*EXERCISE AIM:*
Search the data for the word "breakfast". Reproduce every line where it is found.

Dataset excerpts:
--------------------------------

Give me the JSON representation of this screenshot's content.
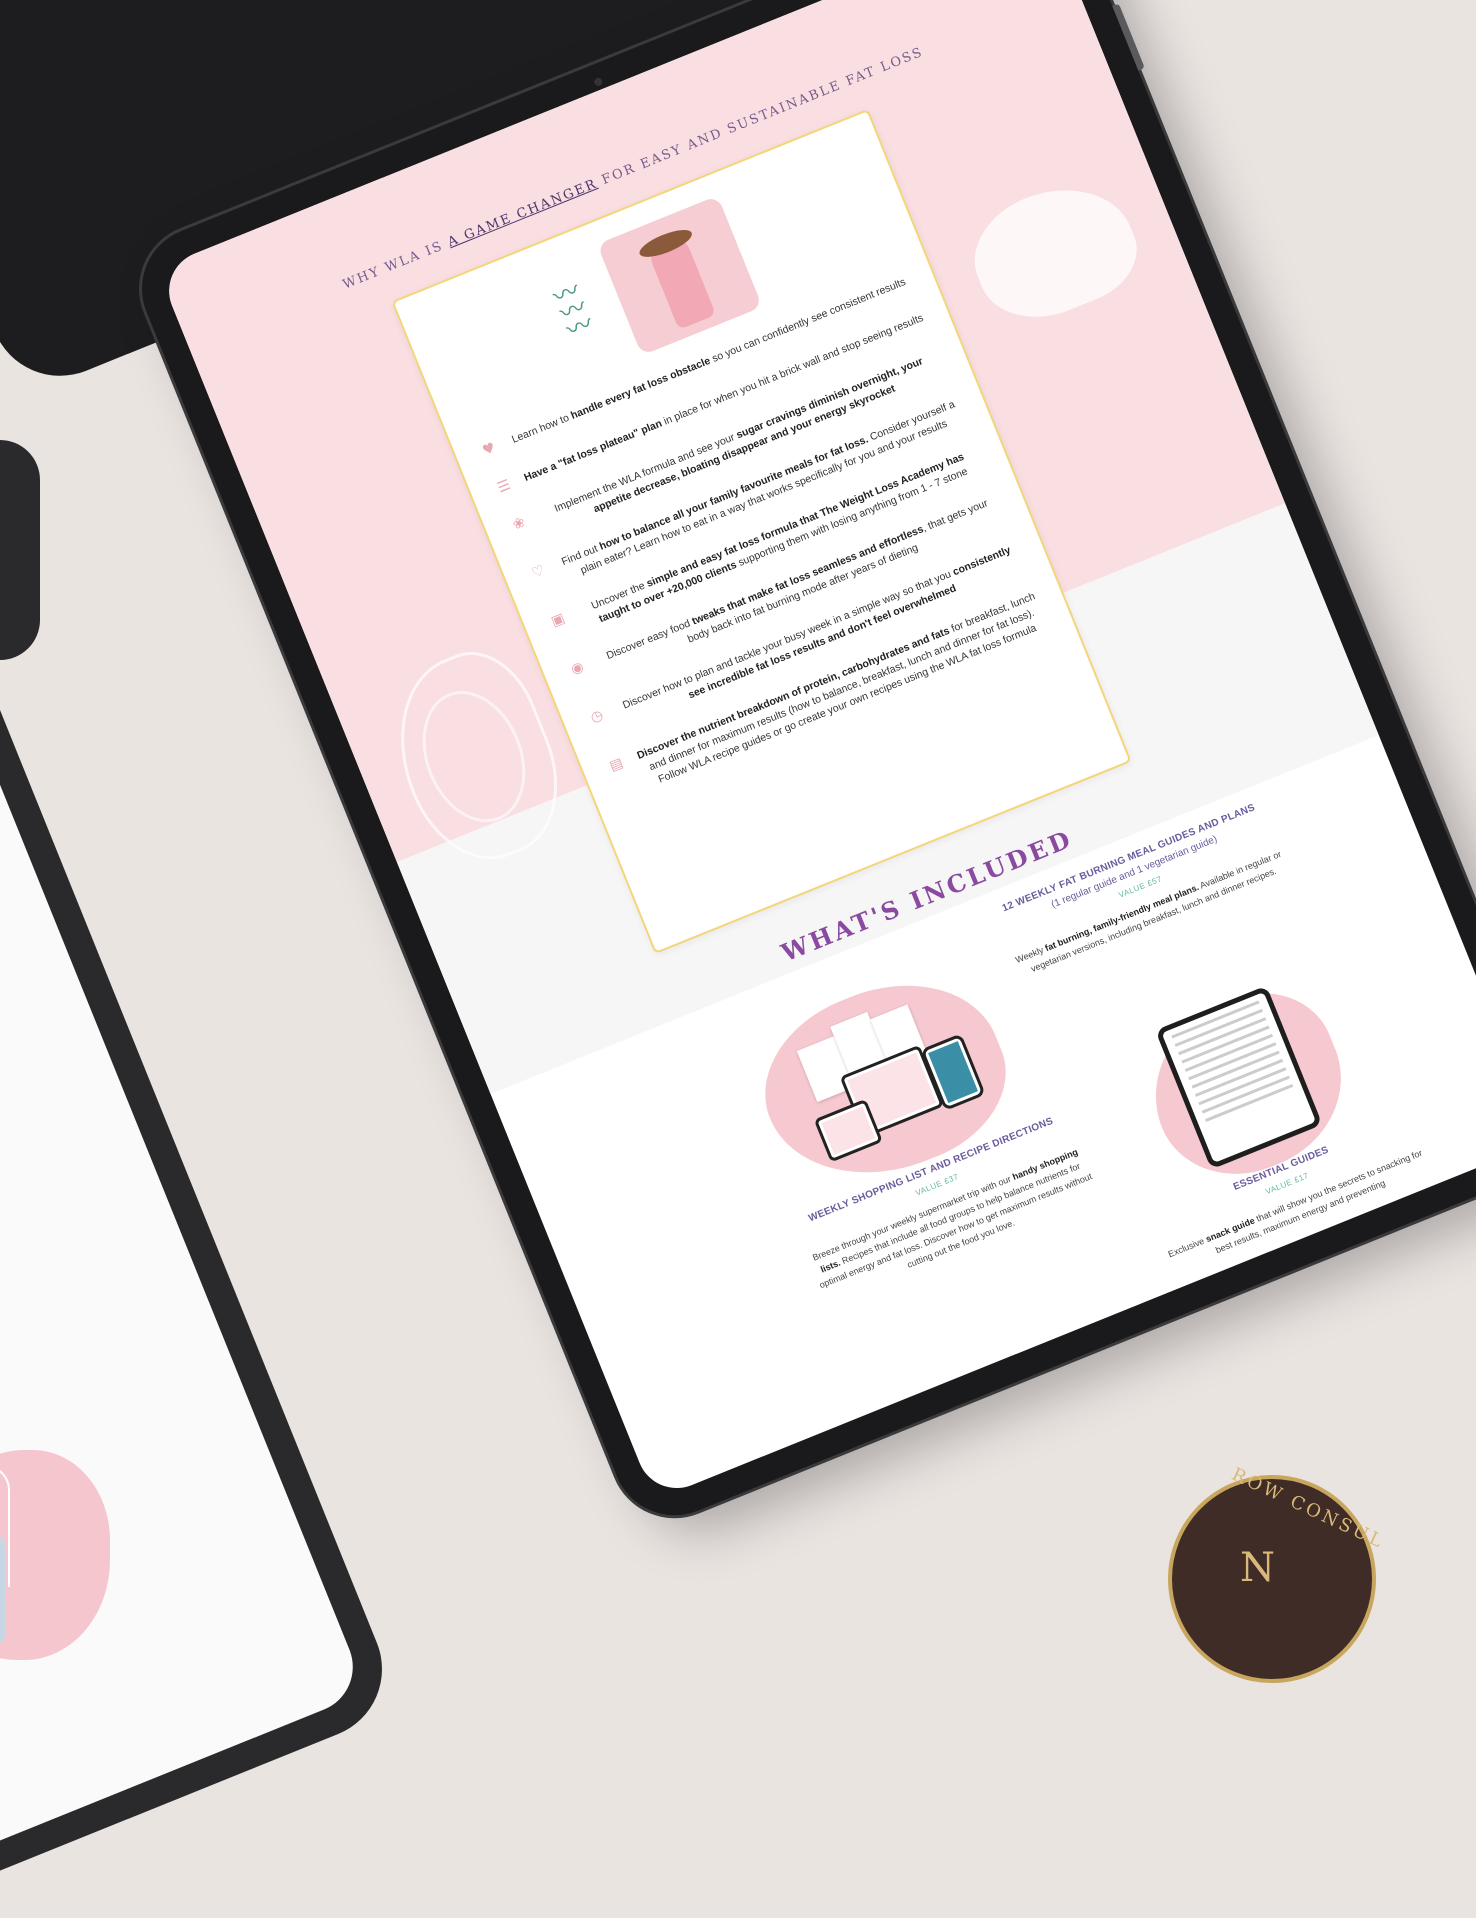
{
  "headline": {
    "prefix": "WHY WLA IS",
    "highlight": "A GAME CHANGER",
    "suffix": "FOR EASY AND SUSTAINABLE FAT LOSS"
  },
  "benefits": [
    {
      "icon": "dumbbell-icon",
      "pre": "Learn how to ",
      "bold": "handle every fat loss obstacle",
      "post": " so you can confidently see consistent results"
    },
    {
      "icon": "scale-icon",
      "pre": "",
      "bold": "Have a \"fat loss plateau\" plan",
      "post": " in place for when you hit a brick wall and stop seeing results"
    },
    {
      "icon": "leaf-icon",
      "pre": "Implement the WLA formula and see your ",
      "bold": "sugar cravings diminish overnight, your appetite decrease, bloating disappear and your energy skyrocket",
      "post": ""
    },
    {
      "icon": "heart-icon",
      "pre": "Find out ",
      "bold": "how to balance all your family favourite meals for fat loss.",
      "post": " Consider yourself a plain eater? Learn how to eat in a way that works specifically for you and your results"
    },
    {
      "icon": "formula-icon",
      "pre": "Uncover the ",
      "bold": "simple and easy fat loss formula that The Weight Loss Academy has taught to over +20,000 clients",
      "post": " supporting them with losing anything from 1 - 7 stone"
    },
    {
      "icon": "apple-icon",
      "pre": "Discover easy food ",
      "bold": "tweaks that make fat loss seamless and effortless",
      "post": ", that gets your body back into fat burning mode after years of dieting"
    },
    {
      "icon": "clock-icon",
      "pre": "Discover how to plan and tackle your busy week in a simple way so that you ",
      "bold": "consistently see incredible fat loss results and don't feel overwhelmed",
      "post": ""
    },
    {
      "icon": "plate-icon",
      "pre": "",
      "bold": "Discover the nutrient breakdown of protein, carbohydrates and fats",
      "post": " for breakfast, lunch and dinner for maximum results (how to balance, breakfast, lunch and dinner for fat loss). Follow WLA recipe guides or go create your own recipes using the WLA fat loss formula"
    }
  ],
  "included": {
    "title": "WHAT'S INCLUDED",
    "features": [
      {
        "title": "12 WEEKLY FAT BURNING MEAL GUIDES AND PLANS",
        "subtitle": "(1 regular guide and 1 vegetarian guide)",
        "value": "VALUE £57",
        "desc_pre": "Weekly ",
        "desc_bold": "fat burning, family-friendly meal plans.",
        "desc_post": " Available in regular or vegetarian versions, including breakfast, lunch and dinner recipes."
      },
      {
        "title": "WEEKLY SHOPPING LIST AND RECIPE DIRECTIONS",
        "subtitle": "",
        "value": "VALUE £37",
        "desc_pre": "Breeze through your weekly supermarket trip with our ",
        "desc_bold": "handy shopping lists.",
        "desc_post": " Recipes that include all food groups to help balance nutrients for optimal energy and fat loss. Discover how to get maximum results without cutting out the food you love."
      },
      {
        "title": "ESSENTIAL GUIDES",
        "subtitle": "",
        "value": "VALUE £17",
        "desc_pre": "Exclusive ",
        "desc_bold": "snack guide",
        "desc_post": " that will show you the secrets to snacking for best results, maximum energy and preventing"
      }
    ]
  },
  "logo": {
    "text": "ROW CONSUL",
    "monogram": "N"
  },
  "colors": {
    "pink": "#f9dee2",
    "accent_purple": "#8a4aa0",
    "value_green": "#5fb79a",
    "card_border": "#f3d67a"
  }
}
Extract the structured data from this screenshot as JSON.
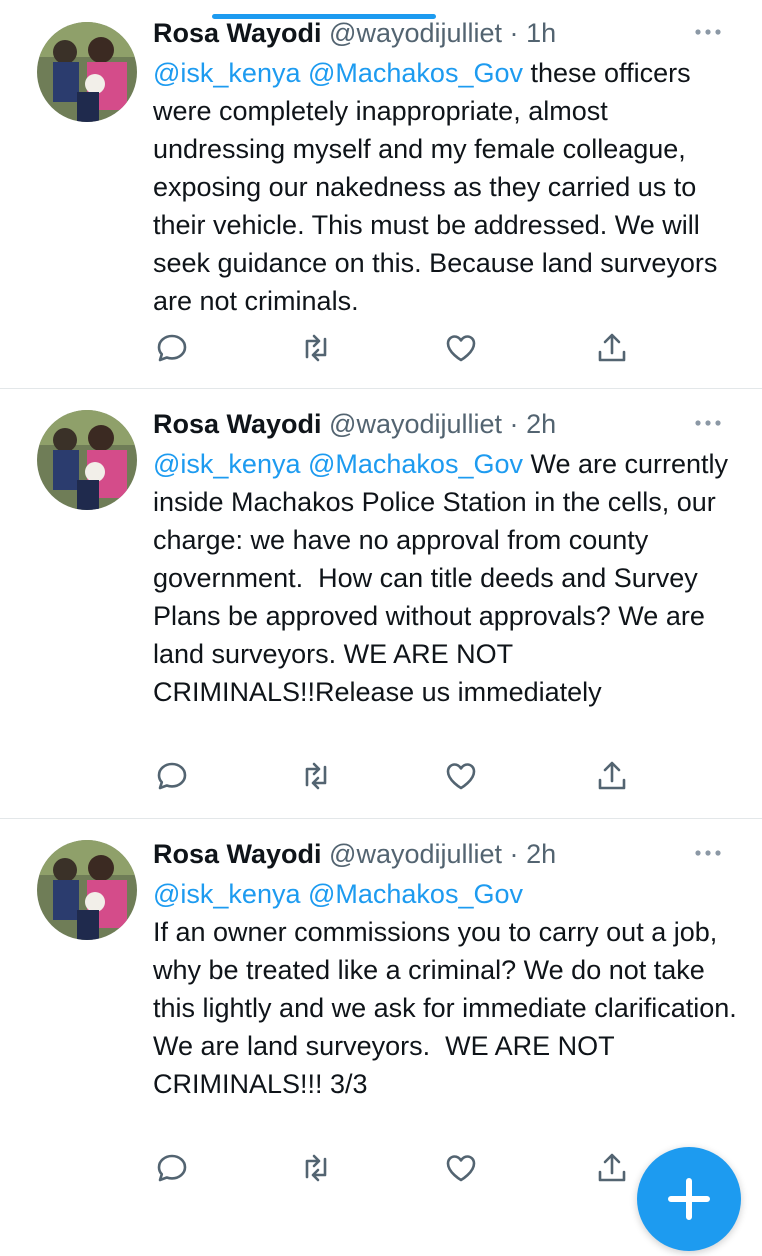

--------------------------------

*RESULT OF THIS EXERCISE:*
      "post": " for breakfast, lunch and dinner for maximum results (how to balance, breakfast, lunch and dinner for fat loss). Follow WLA recipe guides or go create your own recipes using the WLA fat loss formula"
        "desc_post": " Available in regular or vegetarian versions, including breakfast, lunch and dinner recipes."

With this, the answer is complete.